Scan the data below and report how many lines include the word "this". Nothing else is wanted.

★ ★ ★

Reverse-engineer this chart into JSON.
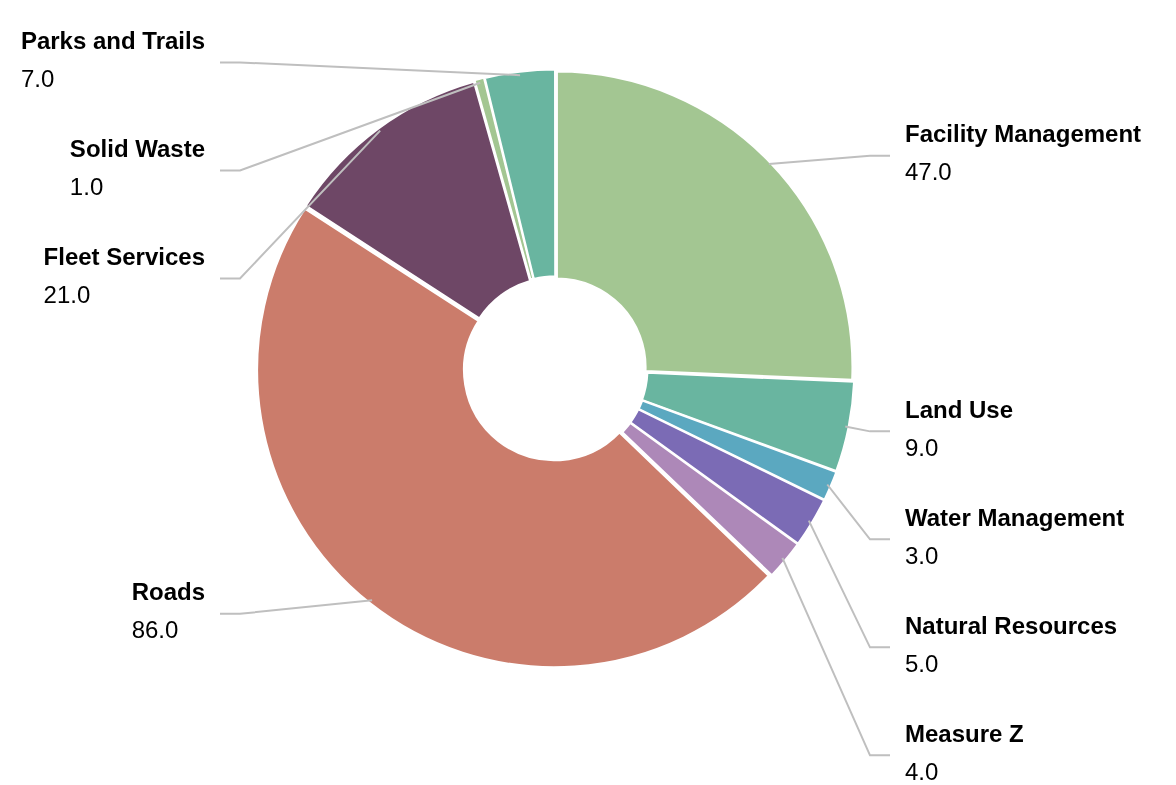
{
  "chart_data": {
    "type": "donut",
    "categories": [
      "Facility Management",
      "Land Use",
      "Water Management",
      "Natural Resources",
      "Measure Z",
      "Roads",
      "Fleet Services",
      "Solid Waste",
      "Parks and Trails"
    ],
    "values": [
      47,
      9,
      3,
      5,
      4,
      86,
      21,
      1,
      7
    ],
    "value_labels": [
      "47.0",
      "9.0",
      "3.0",
      "5.0",
      "4.0",
      "86.0",
      "21.0",
      "1.0",
      "7.0"
    ],
    "colors": [
      "#a3c692",
      "#69b5a0",
      "#5ba8c0",
      "#7b6bb5",
      "#ad88b8",
      "#cb7c6b",
      "#6e4766",
      "#a3c692",
      "#69b5a0"
    ],
    "legend": false
  }
}
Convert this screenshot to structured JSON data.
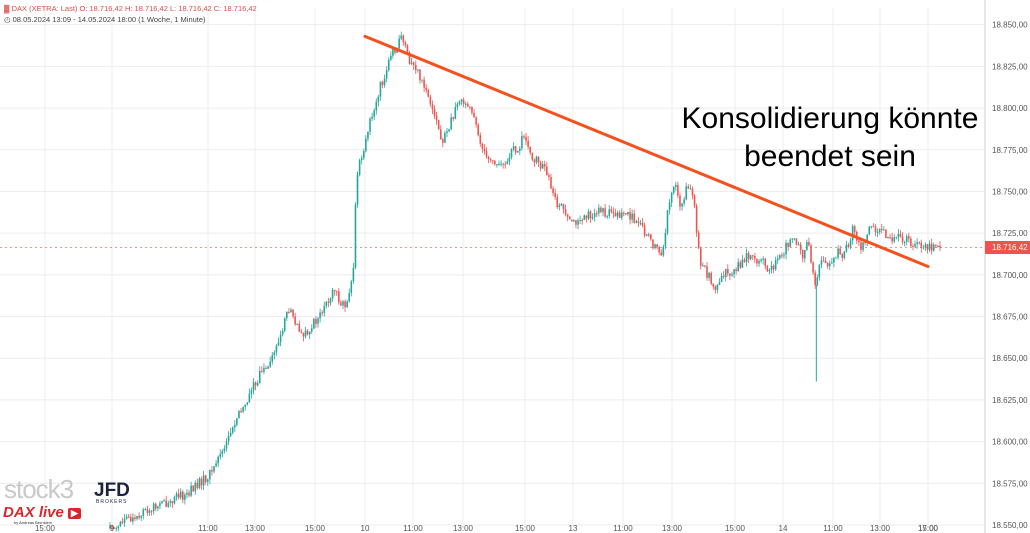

★ ★ ★

• Exercise result
2